[BEGIN EXTRACTED DATA]

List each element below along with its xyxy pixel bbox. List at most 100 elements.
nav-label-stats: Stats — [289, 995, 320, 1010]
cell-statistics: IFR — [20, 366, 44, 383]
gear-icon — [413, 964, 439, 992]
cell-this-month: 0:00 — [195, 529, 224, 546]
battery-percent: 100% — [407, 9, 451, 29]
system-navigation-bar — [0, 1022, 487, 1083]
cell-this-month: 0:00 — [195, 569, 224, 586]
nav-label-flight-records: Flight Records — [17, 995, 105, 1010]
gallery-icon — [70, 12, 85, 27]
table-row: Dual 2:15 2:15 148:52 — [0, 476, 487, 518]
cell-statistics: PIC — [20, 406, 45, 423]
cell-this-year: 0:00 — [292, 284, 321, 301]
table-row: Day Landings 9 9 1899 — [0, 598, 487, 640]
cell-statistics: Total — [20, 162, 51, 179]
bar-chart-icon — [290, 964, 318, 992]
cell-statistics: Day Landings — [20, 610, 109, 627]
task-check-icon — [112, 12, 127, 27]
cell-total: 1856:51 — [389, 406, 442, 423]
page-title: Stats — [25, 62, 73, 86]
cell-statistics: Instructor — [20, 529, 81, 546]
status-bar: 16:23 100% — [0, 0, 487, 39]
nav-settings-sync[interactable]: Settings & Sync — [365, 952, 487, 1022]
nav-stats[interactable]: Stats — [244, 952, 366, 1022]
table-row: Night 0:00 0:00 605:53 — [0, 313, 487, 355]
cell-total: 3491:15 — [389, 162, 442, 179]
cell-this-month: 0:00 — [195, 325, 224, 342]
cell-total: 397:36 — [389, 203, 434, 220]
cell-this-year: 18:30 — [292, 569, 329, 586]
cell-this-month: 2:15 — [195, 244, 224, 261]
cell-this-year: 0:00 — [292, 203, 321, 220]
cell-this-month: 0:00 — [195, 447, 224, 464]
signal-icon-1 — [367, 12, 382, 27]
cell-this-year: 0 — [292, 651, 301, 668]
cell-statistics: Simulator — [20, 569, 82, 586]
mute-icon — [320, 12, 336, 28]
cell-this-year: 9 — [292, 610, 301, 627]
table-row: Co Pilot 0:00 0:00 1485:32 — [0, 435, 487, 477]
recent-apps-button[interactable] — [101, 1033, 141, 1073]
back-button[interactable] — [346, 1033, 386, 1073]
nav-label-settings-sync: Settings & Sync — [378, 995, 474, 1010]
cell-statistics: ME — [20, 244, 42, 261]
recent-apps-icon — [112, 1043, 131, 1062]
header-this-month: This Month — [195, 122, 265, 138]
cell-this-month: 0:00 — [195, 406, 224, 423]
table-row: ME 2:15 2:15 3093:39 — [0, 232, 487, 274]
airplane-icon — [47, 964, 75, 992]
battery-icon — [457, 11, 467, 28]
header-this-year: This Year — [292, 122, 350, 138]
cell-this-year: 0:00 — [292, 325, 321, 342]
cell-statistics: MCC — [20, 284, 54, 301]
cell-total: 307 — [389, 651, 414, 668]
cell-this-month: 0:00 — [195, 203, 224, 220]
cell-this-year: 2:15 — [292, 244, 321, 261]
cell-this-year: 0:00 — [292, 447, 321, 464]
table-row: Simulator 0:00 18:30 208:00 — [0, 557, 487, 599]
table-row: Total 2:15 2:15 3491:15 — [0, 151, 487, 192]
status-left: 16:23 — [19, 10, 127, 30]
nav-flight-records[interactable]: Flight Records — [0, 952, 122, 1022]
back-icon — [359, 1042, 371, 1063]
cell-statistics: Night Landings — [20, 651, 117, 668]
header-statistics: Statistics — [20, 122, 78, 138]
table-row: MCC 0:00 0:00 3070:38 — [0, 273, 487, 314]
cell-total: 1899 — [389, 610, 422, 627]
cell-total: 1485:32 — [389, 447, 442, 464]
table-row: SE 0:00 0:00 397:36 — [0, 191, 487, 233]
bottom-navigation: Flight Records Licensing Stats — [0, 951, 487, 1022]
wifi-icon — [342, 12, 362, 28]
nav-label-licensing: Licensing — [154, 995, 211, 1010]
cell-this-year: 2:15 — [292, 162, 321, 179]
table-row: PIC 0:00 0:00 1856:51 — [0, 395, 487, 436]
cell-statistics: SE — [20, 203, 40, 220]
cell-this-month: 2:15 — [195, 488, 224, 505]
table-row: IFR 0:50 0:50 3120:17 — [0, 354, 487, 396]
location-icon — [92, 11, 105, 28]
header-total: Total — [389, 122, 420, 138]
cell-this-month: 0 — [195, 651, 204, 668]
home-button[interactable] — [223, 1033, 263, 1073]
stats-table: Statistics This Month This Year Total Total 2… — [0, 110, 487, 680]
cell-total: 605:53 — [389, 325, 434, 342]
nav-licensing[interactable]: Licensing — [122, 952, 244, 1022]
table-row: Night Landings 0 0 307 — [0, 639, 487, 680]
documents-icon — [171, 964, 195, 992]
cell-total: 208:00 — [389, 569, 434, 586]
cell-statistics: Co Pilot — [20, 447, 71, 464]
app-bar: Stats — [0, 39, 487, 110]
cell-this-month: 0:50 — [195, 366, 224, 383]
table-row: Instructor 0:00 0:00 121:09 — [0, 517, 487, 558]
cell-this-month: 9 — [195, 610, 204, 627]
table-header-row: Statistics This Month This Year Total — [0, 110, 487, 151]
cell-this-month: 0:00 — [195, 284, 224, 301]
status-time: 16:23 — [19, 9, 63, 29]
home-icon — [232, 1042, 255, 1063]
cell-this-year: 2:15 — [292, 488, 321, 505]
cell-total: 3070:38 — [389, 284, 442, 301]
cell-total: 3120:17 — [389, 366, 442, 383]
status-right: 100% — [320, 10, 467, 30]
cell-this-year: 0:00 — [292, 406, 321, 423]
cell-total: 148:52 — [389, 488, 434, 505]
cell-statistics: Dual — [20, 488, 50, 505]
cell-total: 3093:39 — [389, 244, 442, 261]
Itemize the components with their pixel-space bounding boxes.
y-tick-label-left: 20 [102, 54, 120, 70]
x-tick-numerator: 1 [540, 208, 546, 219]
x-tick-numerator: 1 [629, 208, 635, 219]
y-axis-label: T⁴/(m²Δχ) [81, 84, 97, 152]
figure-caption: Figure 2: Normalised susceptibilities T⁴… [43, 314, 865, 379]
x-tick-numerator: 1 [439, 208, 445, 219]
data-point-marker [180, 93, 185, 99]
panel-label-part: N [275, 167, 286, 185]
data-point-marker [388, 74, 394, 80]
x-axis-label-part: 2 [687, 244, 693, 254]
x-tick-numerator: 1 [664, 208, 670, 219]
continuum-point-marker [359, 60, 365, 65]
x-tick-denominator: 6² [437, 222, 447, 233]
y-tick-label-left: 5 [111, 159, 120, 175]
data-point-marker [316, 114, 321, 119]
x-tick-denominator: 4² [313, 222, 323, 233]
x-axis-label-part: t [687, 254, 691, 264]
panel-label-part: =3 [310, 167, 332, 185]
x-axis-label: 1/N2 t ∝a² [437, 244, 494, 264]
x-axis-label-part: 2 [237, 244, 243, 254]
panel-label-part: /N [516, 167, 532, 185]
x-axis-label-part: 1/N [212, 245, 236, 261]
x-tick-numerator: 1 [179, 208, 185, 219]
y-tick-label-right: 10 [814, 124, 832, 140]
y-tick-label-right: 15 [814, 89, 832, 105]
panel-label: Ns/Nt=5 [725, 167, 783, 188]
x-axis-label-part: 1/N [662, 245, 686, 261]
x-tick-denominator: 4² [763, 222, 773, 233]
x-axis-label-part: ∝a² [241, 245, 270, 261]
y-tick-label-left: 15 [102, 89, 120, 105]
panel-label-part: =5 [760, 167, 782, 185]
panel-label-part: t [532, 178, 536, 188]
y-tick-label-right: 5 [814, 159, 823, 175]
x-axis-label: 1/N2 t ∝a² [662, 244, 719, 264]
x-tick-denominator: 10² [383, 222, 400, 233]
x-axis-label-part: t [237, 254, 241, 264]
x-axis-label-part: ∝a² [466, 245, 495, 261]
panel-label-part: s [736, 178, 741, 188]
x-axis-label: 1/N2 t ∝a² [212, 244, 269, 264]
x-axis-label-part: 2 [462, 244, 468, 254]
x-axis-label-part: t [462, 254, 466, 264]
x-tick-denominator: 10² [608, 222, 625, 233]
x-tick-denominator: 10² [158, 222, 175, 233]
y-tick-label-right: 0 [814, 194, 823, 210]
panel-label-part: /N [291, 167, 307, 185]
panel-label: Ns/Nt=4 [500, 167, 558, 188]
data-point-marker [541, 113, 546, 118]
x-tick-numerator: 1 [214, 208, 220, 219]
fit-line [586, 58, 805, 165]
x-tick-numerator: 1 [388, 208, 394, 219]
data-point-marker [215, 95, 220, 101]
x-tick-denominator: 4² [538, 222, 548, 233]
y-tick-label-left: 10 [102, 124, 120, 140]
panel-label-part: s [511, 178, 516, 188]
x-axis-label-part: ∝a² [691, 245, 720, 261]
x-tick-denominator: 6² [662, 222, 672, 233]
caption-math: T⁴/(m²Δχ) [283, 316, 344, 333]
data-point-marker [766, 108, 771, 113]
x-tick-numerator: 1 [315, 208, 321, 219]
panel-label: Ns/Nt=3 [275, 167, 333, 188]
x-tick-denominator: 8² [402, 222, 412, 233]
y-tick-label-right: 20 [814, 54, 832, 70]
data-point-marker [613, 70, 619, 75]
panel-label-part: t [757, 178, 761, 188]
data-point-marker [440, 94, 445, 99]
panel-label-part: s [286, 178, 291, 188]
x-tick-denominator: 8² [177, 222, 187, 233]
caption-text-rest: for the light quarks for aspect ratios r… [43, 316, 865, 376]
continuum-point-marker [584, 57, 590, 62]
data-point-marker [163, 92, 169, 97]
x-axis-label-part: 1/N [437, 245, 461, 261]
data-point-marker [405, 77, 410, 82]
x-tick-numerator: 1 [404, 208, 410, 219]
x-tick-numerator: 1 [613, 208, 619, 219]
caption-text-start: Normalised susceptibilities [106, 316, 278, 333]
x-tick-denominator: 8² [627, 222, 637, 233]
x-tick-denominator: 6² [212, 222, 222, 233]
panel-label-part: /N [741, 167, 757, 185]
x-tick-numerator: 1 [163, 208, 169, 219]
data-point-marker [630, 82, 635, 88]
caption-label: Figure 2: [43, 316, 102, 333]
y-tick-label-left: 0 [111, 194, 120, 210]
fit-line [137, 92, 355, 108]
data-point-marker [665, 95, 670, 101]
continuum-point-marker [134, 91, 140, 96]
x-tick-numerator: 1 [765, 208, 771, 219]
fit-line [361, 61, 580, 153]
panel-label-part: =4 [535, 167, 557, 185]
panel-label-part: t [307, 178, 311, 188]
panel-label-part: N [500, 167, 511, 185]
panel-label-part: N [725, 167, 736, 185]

[END EXTRACTED DATA]

### WHAT TO WORK ON
Print the lines from the start of the records through the line that contains "table-row: Co Pilot", both included, exactly as they appear.

### FULL ANSWER
List each element below along with its xyxy pixel bbox. List at most 100 elements.
nav-label-stats: Stats — [289, 995, 320, 1010]
cell-statistics: IFR — [20, 366, 44, 383]
gear-icon — [413, 964, 439, 992]
cell-this-month: 0:00 — [195, 529, 224, 546]
battery-percent: 100% — [407, 9, 451, 29]
system-navigation-bar — [0, 1022, 487, 1083]
cell-this-month: 0:00 — [195, 569, 224, 586]
nav-label-flight-records: Flight Records — [17, 995, 105, 1010]
gallery-icon — [70, 12, 85, 27]
table-row: Dual 2:15 2:15 148:52 — [0, 476, 487, 518]
cell-statistics: PIC — [20, 406, 45, 423]
cell-this-year: 0:00 — [292, 284, 321, 301]
table-row: Day Landings 9 9 1899 — [0, 598, 487, 640]
cell-statistics: Total — [20, 162, 51, 179]
bar-chart-icon — [290, 964, 318, 992]
cell-statistics: Day Landings — [20, 610, 109, 627]
task-check-icon — [112, 12, 127, 27]
cell-total: 1856:51 — [389, 406, 442, 423]
page-title: Stats — [25, 62, 73, 86]
cell-statistics: Instructor — [20, 529, 81, 546]
status-bar: 16:23 100% — [0, 0, 487, 39]
nav-settings-sync[interactable]: Settings & Sync — [365, 952, 487, 1022]
nav-stats[interactable]: Stats — [244, 952, 366, 1022]
table-row: Night 0:00 0:00 605:53 — [0, 313, 487, 355]
cell-total: 3491:15 — [389, 162, 442, 179]
cell-this-month: 0:00 — [195, 325, 224, 342]
cell-total: 397:36 — [389, 203, 434, 220]
cell-this-year: 18:30 — [292, 569, 329, 586]
cell-this-month: 2:15 — [195, 244, 224, 261]
cell-this-year: 0:00 — [292, 203, 321, 220]
cell-this-month: 0:00 — [195, 447, 224, 464]
signal-icon-1 — [367, 12, 382, 27]
cell-this-year: 0 — [292, 651, 301, 668]
cell-statistics: Simulator — [20, 569, 82, 586]
mute-icon — [320, 12, 336, 28]
cell-this-year: 9 — [292, 610, 301, 627]
table-row: Co Pilot 0:00 0:00 1485:32 — [0, 435, 487, 477]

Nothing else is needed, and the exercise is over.